**Required work**
Scan the material that follows. Copy every line containing the word "Diverse".

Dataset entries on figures
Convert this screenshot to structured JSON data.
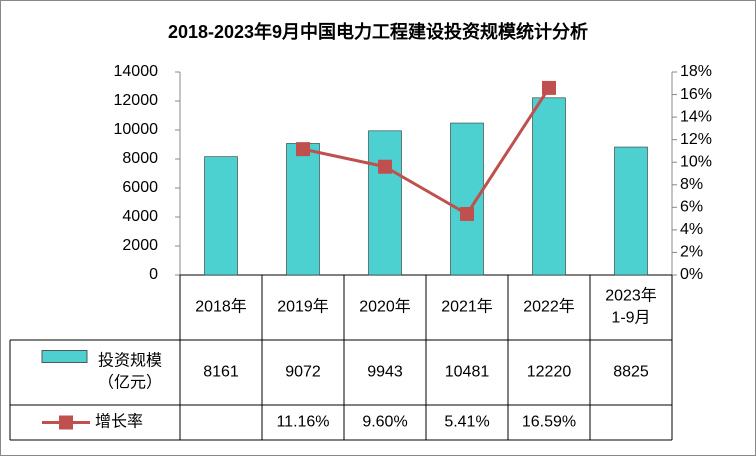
{
  "chart_data": {
    "type": "bar",
    "title": "2018-2023年9月中国电力工程建设投资规模统计分析",
    "categories": [
      "2018年",
      "2019年",
      "2020年",
      "2021年",
      "2022年",
      "2023年\n1-9月"
    ],
    "series": [
      {
        "name": "投资规模\n（亿元）",
        "type": "bar",
        "color": "#4dd0d0",
        "values": [
          8161,
          9072,
          9943,
          10481,
          12220,
          8825
        ]
      },
      {
        "name": "增长率",
        "type": "line",
        "axis": "y2",
        "color": "#c0504d",
        "values": [
          null,
          11.16,
          9.6,
          5.41,
          16.59,
          null
        ],
        "value_labels": [
          null,
          "11.16%",
          "9.60%",
          "5.41%",
          "16.59%",
          null
        ]
      }
    ],
    "ylim": [
      0,
      14000
    ],
    "yticks": [
      0,
      2000,
      4000,
      6000,
      8000,
      10000,
      12000,
      14000
    ],
    "y2lim": [
      0,
      18
    ],
    "y2ticks": [
      {
        "value": 0,
        "label": "0%"
      },
      {
        "value": 2,
        "label": "2%"
      },
      {
        "value": 4,
        "label": "4%"
      },
      {
        "value": 6,
        "label": "6%"
      },
      {
        "value": 8,
        "label": "8%"
      },
      {
        "value": 10,
        "label": "10%"
      },
      {
        "value": 12,
        "label": "12%"
      },
      {
        "value": 14,
        "label": "14%"
      },
      {
        "value": 16,
        "label": "16%"
      },
      {
        "value": 18,
        "label": "18%"
      }
    ]
  }
}
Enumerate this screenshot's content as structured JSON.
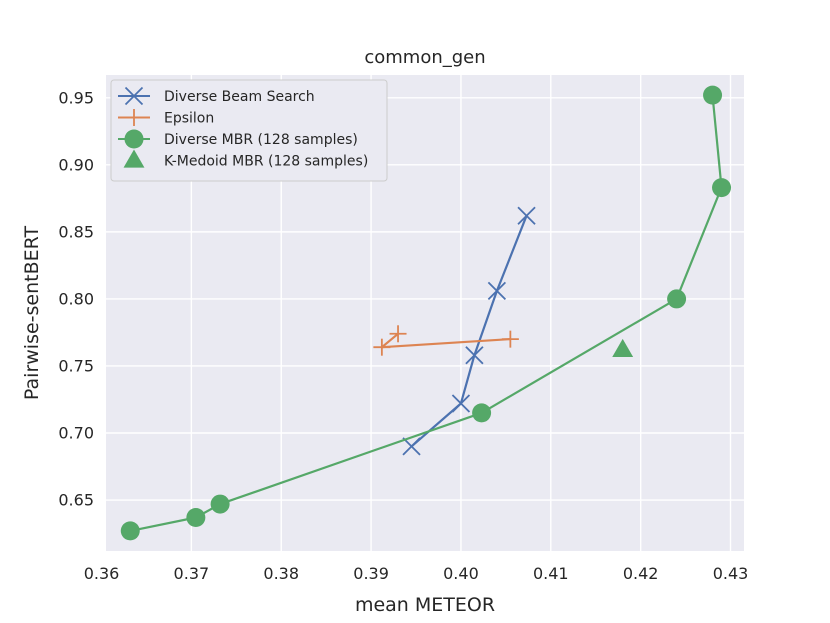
{
  "chart_data": {
    "type": "line",
    "title": "common_gen",
    "xlabel": "mean METEOR",
    "ylabel": "Pairwise-sentBERT",
    "xlim": [
      0.3605,
      0.4315
    ],
    "ylim": [
      0.612,
      0.967
    ],
    "xticks": [
      0.36,
      0.37,
      0.38,
      0.39,
      0.4,
      0.41,
      0.42,
      0.43
    ],
    "xtick_labels": [
      "0.36",
      "0.37",
      "0.38",
      "0.39",
      "0.40",
      "0.41",
      "0.42",
      "0.43"
    ],
    "yticks": [
      0.65,
      0.7,
      0.75,
      0.8,
      0.85,
      0.9,
      0.95
    ],
    "ytick_labels": [
      "0.65",
      "0.70",
      "0.75",
      "0.80",
      "0.85",
      "0.90",
      "0.95"
    ],
    "grid": true,
    "legend_position": "top-left",
    "series": [
      {
        "name": "Diverse Beam Search",
        "marker": "x",
        "color": "#4c72b0",
        "connected": true,
        "points": [
          [
            0.4073,
            0.862
          ],
          [
            0.404,
            0.806
          ],
          [
            0.4015,
            0.758
          ],
          [
            0.4,
            0.722
          ],
          [
            0.3945,
            0.69
          ]
        ]
      },
      {
        "name": "Epsilon",
        "marker": "+",
        "color": "#dd8452",
        "connected": true,
        "points": [
          [
            0.393,
            0.774
          ],
          [
            0.3912,
            0.764
          ],
          [
            0.4055,
            0.77
          ]
        ]
      },
      {
        "name": "Diverse MBR (128 samples)",
        "marker": "circle",
        "color": "#55a868",
        "connected": true,
        "points": [
          [
            0.428,
            0.952
          ],
          [
            0.429,
            0.883
          ],
          [
            0.424,
            0.8
          ],
          [
            0.4023,
            0.715
          ],
          [
            0.3732,
            0.647
          ],
          [
            0.3705,
            0.637
          ],
          [
            0.3632,
            0.627
          ]
        ]
      },
      {
        "name": "K-Medoid MBR (128 samples)",
        "marker": "triangle",
        "color": "#55a868",
        "connected": false,
        "points": [
          [
            0.418,
            0.762
          ]
        ]
      }
    ]
  }
}
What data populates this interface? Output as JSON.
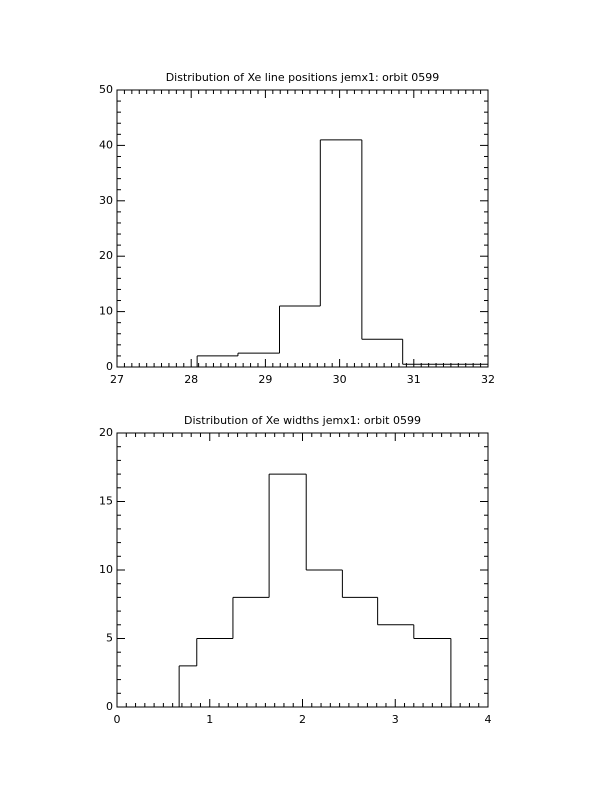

**Solved problem**
        "name": "Diverse Beam Search",
        "name": "Diverse MBR (128 samples)",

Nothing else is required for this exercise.